PROBLEM TO WORK ON:
In the listing that follows, how many lines contain "subcortical"? Give the number only.

DATASET RECORDS:

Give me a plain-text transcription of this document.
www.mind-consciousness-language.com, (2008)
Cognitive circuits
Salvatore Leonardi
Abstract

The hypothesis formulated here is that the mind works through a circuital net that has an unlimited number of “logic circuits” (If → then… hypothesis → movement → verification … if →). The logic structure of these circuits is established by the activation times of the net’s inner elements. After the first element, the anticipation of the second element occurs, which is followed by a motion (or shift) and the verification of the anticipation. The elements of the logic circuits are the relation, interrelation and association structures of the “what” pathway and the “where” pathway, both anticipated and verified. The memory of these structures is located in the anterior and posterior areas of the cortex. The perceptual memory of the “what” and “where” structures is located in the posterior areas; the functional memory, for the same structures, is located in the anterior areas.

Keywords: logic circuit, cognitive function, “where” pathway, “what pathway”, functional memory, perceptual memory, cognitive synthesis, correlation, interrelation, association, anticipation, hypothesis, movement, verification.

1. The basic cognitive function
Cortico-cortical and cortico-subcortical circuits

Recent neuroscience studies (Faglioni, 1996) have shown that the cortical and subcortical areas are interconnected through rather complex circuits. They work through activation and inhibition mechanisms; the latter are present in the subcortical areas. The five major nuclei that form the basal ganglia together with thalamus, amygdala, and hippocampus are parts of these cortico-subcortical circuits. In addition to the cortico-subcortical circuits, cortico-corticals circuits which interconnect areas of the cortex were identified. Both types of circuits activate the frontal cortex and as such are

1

EXPECTED ANSWER:
2